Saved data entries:
┌──
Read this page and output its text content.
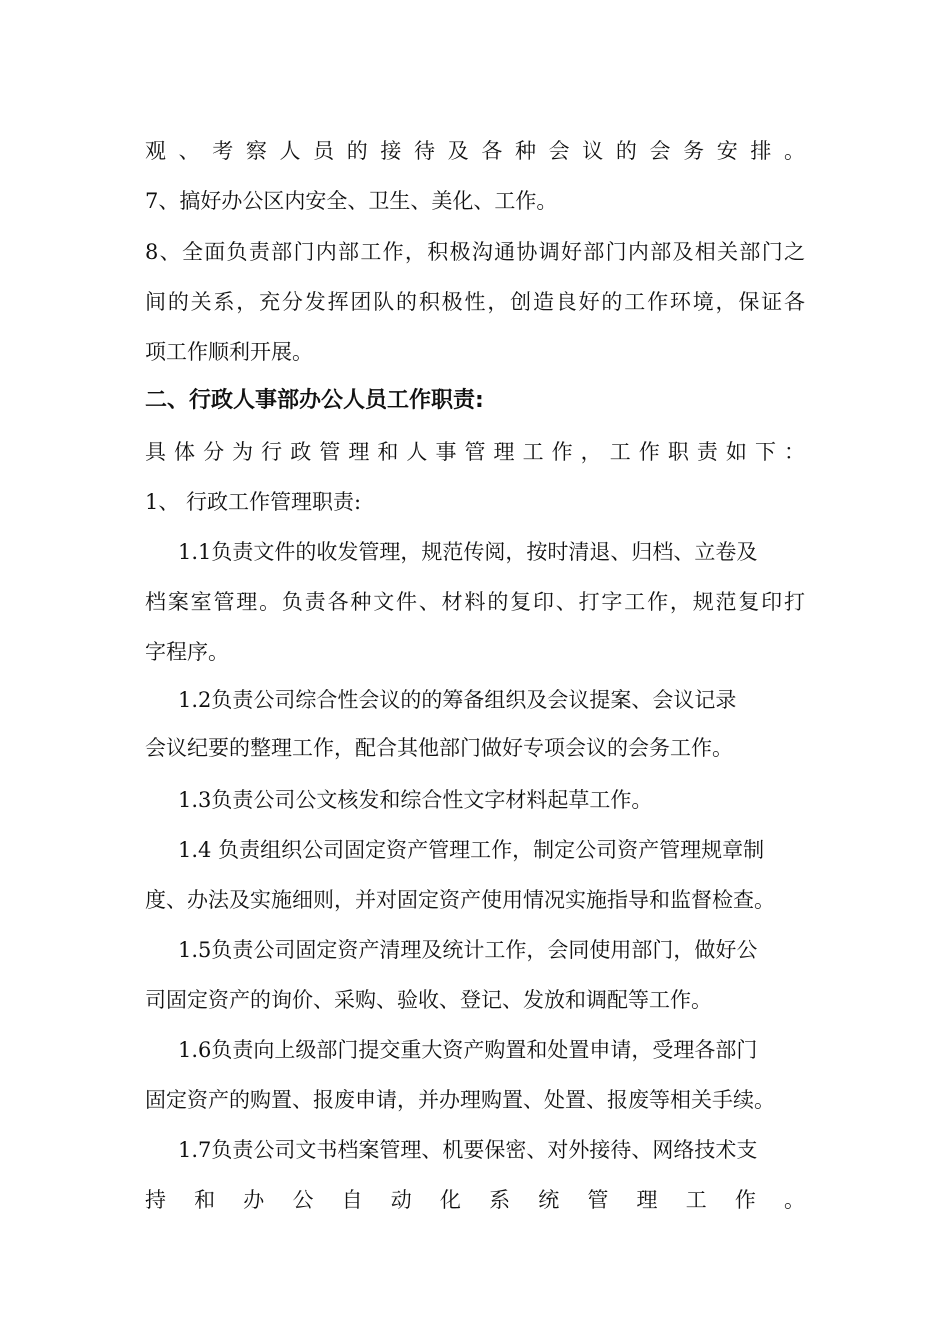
观、考察人员的接待及各种会议的会务安排。
7、搞好办公区内安全、卫生、美化、工作。
8、全面负责部门内部工作，积极沟通协调好部门内部及相关部门之
间的关系，充分发挥团队的积极性，创造良好的工作环境，保证各
项工作顺利开展。
二、行政人事部办公人员工作职责:
具体分为行政管理和人事管理工作，工作职责如下：
1、 行政工作管理职责:
1.1负责文件的收发管理，规范传阅，按时清退、归档、立卷及
档案室管理。负责各种文件、材料的复印、打字工作，规范复印打
字程序。
1.2负责公司综合性会议的的筹备组织及会议提案、会议记录
会议纪要的整理工作，配合其他部门做好专项会议的会务工作。
1.3负责公司公文核发和综合性文字材料起草工作。
1.4 负责组织公司固定资产管理工作，制定公司资产管理规章制
度、办法及实施细则，并对固定资产使用情况实施指导和监督检查。
1.5负责公司固定资产清理及统计工作，会同使用部门，做好公
司固定资产的询价、采购、验收、登记、发放和调配等工作。
1.6负责向上级部门提交重大资产购置和处置申请，受理各部门
固定资产的购置、报废申请，并办理购置、处置、报废等相关手续。
1.7负责公司文书档案管理、机要保密、对外接待、网络技术支
持和办公自动化系统管理工作。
└──
WORK TO DO: Copy all the lines of data exactly as they appear, dropping any images.

SOLUTION TO THE EXERCISE:
Read this page and output its text content.
观、考察人员的接待及各种会议的会务安排。
7、搞好办公区内安全、卫生、美化、工作。
8、全面负责部门内部工作，积极沟通协调好部门内部及相关部门之
间的关系，充分发挥团队的积极性，创造良好的工作环境，保证各
项工作顺利开展。
二、行政人事部办公人员工作职责:
具体分为行政管理和人事管理工作，工作职责如下：
1、 行政工作管理职责:
1.1负责文件的收发管理，规范传阅，按时清退、归档、立卷及
档案室管理。负责各种文件、材料的复印、打字工作，规范复印打
字程序。
1.2负责公司综合性会议的的筹备组织及会议提案、会议记录
会议纪要的整理工作，配合其他部门做好专项会议的会务工作。
1.3负责公司公文核发和综合性文字材料起草工作。
1.4 负责组织公司固定资产管理工作，制定公司资产管理规章制
度、办法及实施细则，并对固定资产使用情况实施指导和监督检查。
1.5负责公司固定资产清理及统计工作，会同使用部门，做好公
司固定资产的询价、采购、验收、登记、发放和调配等工作。
1.6负责向上级部门提交重大资产购置和处置申请，受理各部门
固定资产的购置、报废申请，并办理购置、处置、报废等相关手续。
1.7负责公司文书档案管理、机要保密、对外接待、网络技术支
持和办公自动化系统管理工作。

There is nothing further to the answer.